# PROVIDED RECORDS start
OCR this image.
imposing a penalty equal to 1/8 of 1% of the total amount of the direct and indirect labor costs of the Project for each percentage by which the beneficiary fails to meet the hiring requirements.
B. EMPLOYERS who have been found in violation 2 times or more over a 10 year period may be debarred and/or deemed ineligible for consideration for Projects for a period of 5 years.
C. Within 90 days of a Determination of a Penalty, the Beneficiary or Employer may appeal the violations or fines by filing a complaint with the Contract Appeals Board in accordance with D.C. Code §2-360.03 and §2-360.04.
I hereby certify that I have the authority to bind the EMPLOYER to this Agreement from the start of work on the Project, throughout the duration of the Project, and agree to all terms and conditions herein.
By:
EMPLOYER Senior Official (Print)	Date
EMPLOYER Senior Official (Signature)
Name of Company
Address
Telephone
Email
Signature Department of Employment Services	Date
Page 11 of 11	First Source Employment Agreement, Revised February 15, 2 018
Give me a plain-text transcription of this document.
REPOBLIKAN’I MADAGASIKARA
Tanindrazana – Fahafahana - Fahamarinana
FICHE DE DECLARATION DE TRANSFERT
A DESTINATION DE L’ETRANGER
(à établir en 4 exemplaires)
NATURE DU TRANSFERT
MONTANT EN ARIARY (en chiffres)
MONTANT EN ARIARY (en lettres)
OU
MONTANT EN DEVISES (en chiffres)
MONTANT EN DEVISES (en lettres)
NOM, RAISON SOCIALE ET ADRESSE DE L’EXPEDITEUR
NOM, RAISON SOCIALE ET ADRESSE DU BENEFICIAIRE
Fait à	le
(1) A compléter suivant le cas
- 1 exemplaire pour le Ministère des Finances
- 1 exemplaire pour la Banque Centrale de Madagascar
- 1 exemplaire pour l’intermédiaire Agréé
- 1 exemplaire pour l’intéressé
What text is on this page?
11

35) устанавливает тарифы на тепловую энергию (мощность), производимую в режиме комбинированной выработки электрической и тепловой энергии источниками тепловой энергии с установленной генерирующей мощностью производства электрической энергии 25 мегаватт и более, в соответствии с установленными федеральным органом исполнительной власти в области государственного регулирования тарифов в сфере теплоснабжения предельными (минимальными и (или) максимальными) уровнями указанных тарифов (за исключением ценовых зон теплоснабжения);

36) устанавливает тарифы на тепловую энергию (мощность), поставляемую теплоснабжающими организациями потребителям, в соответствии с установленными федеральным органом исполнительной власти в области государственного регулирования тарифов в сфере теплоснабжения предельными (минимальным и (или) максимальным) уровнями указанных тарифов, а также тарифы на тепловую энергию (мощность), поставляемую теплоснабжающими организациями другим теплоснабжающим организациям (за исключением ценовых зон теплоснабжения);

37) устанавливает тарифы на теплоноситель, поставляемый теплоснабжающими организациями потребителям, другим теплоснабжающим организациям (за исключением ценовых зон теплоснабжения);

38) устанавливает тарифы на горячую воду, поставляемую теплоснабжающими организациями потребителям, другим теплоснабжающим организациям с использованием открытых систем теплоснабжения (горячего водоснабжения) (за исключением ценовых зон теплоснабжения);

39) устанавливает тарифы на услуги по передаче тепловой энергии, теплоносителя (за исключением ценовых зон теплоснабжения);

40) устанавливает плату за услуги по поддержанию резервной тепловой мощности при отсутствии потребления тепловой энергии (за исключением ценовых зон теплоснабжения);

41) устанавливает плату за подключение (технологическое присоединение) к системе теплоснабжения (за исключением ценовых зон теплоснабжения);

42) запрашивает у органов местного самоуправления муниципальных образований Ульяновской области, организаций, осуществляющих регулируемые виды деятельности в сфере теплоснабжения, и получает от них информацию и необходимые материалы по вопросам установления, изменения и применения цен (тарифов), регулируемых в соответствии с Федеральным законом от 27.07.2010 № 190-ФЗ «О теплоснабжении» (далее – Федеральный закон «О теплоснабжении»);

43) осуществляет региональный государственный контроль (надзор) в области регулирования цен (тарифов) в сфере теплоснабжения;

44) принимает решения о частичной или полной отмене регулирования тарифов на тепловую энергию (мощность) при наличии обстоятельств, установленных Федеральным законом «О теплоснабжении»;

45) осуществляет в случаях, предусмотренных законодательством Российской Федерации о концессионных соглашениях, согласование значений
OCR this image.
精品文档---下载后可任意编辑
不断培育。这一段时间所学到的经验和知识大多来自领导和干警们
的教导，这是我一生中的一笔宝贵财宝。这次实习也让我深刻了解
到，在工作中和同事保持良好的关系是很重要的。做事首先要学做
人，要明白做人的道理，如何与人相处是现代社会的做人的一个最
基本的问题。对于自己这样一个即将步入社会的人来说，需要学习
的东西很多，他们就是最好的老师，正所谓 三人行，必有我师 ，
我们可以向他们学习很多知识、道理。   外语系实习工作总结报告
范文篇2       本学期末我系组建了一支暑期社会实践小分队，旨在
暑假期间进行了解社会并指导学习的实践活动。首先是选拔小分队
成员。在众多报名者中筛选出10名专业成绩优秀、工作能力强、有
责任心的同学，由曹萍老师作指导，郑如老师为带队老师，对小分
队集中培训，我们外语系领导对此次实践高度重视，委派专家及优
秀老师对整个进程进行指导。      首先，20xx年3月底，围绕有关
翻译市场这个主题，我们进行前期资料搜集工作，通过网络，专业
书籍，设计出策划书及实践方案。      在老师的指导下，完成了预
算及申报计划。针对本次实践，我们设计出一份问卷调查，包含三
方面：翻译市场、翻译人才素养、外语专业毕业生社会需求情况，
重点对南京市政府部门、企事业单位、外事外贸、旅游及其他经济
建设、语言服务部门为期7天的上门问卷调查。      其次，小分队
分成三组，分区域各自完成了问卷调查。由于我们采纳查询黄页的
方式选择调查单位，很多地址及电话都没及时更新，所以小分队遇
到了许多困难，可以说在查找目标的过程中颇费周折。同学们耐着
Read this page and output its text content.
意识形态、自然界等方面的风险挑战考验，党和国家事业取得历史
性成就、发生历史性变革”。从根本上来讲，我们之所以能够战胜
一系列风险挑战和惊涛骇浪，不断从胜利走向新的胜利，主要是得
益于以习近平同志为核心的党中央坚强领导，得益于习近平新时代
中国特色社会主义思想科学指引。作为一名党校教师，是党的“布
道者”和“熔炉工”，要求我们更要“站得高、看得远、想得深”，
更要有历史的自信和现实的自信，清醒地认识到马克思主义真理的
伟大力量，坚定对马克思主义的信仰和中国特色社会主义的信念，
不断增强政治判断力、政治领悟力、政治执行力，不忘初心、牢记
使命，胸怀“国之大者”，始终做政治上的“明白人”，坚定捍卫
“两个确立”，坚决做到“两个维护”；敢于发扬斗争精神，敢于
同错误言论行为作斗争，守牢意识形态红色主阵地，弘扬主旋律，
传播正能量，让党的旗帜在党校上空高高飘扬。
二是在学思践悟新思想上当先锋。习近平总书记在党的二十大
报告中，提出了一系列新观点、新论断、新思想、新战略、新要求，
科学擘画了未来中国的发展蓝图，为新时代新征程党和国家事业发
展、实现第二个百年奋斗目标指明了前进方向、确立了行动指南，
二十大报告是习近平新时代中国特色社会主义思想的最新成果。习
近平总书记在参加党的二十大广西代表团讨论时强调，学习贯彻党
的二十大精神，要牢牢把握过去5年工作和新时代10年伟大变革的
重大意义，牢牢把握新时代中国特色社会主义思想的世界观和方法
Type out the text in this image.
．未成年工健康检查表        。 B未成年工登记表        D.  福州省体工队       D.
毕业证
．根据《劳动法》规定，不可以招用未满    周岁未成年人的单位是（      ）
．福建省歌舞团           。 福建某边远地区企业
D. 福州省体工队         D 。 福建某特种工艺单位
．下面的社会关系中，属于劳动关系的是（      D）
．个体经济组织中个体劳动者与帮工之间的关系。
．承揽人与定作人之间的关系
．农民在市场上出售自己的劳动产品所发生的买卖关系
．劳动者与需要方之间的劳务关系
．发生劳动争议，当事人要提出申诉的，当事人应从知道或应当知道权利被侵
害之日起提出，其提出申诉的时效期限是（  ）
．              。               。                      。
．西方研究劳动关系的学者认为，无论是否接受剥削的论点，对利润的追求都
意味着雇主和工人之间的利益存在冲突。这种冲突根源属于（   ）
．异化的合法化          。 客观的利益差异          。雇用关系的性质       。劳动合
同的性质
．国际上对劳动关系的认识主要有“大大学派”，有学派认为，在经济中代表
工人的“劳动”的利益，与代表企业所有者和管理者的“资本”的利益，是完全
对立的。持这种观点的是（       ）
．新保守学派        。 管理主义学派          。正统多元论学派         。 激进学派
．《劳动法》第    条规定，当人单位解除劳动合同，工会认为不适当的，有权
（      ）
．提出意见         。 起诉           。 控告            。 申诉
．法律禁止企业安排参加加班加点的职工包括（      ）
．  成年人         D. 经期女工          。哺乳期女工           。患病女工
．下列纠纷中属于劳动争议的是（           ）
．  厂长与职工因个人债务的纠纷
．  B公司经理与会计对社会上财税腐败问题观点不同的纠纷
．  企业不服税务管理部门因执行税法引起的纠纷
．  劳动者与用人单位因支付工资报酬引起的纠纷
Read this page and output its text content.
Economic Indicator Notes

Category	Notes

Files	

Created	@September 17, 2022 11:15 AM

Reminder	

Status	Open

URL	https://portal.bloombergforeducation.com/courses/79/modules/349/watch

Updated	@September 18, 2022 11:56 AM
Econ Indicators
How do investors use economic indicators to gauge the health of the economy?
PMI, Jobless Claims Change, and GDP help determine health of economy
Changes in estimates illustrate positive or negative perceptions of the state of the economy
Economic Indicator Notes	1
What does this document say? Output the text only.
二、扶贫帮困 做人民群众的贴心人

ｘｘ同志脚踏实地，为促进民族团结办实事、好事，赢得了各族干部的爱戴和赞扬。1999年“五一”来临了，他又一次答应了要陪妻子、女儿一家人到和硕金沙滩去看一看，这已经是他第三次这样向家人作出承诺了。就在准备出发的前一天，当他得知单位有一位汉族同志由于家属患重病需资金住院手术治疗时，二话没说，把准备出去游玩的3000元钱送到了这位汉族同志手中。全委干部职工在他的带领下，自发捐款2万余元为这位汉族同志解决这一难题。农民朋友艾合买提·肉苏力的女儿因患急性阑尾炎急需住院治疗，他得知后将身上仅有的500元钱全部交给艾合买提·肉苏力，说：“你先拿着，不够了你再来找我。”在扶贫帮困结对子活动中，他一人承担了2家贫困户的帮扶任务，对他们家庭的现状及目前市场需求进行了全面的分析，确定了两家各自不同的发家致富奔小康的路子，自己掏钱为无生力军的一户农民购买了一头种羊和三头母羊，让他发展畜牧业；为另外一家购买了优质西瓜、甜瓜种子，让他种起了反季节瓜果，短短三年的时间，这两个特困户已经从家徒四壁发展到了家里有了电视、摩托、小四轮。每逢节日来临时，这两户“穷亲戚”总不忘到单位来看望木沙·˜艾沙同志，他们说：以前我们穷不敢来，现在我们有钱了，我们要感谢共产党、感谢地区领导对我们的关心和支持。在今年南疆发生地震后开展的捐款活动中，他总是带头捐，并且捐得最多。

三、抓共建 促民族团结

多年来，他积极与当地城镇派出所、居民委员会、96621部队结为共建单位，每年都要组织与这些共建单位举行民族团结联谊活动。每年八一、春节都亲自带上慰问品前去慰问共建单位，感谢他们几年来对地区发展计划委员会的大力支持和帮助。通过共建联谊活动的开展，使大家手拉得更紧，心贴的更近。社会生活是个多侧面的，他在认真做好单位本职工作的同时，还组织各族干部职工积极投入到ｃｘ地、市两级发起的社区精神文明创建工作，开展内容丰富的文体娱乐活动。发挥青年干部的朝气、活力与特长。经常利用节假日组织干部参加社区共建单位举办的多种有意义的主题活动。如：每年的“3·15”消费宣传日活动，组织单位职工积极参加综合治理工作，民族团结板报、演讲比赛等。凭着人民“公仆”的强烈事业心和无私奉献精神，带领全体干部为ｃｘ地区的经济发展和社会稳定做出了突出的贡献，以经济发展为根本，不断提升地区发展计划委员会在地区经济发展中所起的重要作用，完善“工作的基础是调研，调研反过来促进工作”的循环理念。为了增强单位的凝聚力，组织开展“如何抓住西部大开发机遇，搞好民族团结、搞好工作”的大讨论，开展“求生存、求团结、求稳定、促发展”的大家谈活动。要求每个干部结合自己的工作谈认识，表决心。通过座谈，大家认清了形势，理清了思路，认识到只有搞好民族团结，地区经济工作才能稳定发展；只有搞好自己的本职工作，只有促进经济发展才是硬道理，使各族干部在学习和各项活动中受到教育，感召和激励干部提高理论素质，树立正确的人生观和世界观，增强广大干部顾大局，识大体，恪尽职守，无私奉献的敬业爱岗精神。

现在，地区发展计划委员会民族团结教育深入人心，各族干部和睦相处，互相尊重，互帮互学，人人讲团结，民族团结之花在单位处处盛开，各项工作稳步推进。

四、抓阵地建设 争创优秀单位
# PROVIDED RECORDS end
### TASK REQUIREMENTS
Reproduce each line of the material containing the word "health".

### RESULT OF THE TASK
How do investors use economic indicators to gauge the health of the economy?
PMI, Jobless Claims Change, and GDP help determine health of economy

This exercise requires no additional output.